**WHAT IS EXPECTED:** Copy out the lines that include the word "ประเพ".
══ DATA
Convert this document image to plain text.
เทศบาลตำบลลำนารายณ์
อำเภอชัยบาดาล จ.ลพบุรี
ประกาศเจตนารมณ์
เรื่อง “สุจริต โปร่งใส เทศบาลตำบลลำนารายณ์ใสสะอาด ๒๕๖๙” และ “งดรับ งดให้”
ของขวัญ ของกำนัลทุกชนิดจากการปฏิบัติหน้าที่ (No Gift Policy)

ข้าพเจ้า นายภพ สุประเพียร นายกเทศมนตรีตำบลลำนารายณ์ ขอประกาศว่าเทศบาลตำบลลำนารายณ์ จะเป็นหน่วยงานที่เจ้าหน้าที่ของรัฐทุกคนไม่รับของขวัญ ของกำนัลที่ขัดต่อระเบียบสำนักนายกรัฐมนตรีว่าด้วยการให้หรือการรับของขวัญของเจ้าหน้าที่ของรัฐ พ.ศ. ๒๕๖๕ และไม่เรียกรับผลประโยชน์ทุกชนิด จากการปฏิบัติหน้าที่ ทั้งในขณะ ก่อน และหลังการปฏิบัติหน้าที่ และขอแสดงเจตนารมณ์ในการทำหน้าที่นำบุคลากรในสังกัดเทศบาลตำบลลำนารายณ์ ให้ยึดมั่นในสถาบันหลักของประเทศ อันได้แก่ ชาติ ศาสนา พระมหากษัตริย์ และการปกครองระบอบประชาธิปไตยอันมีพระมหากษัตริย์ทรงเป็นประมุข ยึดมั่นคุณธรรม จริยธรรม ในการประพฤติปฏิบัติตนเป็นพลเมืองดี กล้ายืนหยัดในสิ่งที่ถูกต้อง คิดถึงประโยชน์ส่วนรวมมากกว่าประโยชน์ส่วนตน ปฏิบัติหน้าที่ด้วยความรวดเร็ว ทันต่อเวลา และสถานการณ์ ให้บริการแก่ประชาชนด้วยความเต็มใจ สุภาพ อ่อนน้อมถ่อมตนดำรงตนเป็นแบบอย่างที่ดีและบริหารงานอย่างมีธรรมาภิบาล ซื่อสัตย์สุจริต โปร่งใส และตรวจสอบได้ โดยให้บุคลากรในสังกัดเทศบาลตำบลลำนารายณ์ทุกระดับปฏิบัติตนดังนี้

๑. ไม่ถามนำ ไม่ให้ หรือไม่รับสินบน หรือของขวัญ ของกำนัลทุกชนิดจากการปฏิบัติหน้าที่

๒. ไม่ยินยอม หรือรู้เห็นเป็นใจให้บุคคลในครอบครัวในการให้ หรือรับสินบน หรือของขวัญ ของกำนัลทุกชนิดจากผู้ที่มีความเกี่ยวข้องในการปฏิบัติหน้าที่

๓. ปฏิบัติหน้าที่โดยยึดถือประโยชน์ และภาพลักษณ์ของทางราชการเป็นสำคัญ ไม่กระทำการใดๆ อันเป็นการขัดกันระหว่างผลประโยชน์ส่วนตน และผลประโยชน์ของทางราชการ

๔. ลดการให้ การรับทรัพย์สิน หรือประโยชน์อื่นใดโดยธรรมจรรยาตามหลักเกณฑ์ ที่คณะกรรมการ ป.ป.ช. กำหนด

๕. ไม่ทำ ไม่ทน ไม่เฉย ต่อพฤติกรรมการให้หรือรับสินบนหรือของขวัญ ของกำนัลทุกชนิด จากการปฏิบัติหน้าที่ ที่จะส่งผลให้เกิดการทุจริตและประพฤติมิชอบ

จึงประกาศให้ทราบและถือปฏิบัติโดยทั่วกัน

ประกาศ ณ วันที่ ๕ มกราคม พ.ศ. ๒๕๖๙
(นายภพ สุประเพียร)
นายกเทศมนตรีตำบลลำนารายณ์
════
**RESULT FOR THIS EXERCISE:**
ข้าพเจ้า นายภพ สุประเพียร นายกเทศมนตรีตำบลลำนารายณ์ ขอประกาศว่าเทศบาลตำบลลำนารายณ์ จะเป็นหน่วยงานที่เจ้าหน้าที่ของรัฐทุกคนไม่รับของขวัญ ของกำนัลที่ขัดต่อระเบียบสำนักนายกรัฐมนตรีว่าด้วยการให้หรือการรับของขวัญของเจ้าหน้าที่ของรัฐ พ.ศ. ๒๕๖๕ และไม่เรียกรับผลประโยชน์ทุกชนิด จากการปฏิบัติหน้าที่ ทั้งในขณะ ก่อน และหลังการปฏิบัติหน้าที่ และขอแสดงเจตนารมณ์ในการทำหน้าที่นำบุคลากรในสังกัดเทศบาลตำบลลำนารายณ์ ให้ยึดมั่นในสถาบันหลักของประเทศ อันได้แก่ ชาติ ศาสนา พระมหากษัตริย์ และการปกครองระบอบประชาธิปไตยอันมีพระมหากษัตริย์ทรงเป็นประมุข ยึดมั่นคุณธรรม จริยธรรม ในการประพฤติปฏิบัติตนเป็นพลเมืองดี กล้ายืนหยัดในสิ่งที่ถูกต้อง คิดถึงประโยชน์ส่วนรวมมากกว่าประโยชน์ส่วนตน ปฏิบัติหน้าที่ด้วยความรวดเร็ว ทันต่อเวลา และสถานการณ์ ให้บริการแก่ประชาชนด้วยความเต็มใจ สุภาพ อ่อนน้อมถ่อมตนดำรงตนเป็นแบบอย่างที่ดีและบริหารงานอย่างมีธรรมาภิบาล ซื่อสัตย์สุจริต โปร่งใส และตรวจสอบได้ โดยให้บุคลากรในสังกัดเทศบาลตำบลลำนารายณ์ทุกระดับปฏิบัติตนดังนี้
(นายภพ สุประเพียร)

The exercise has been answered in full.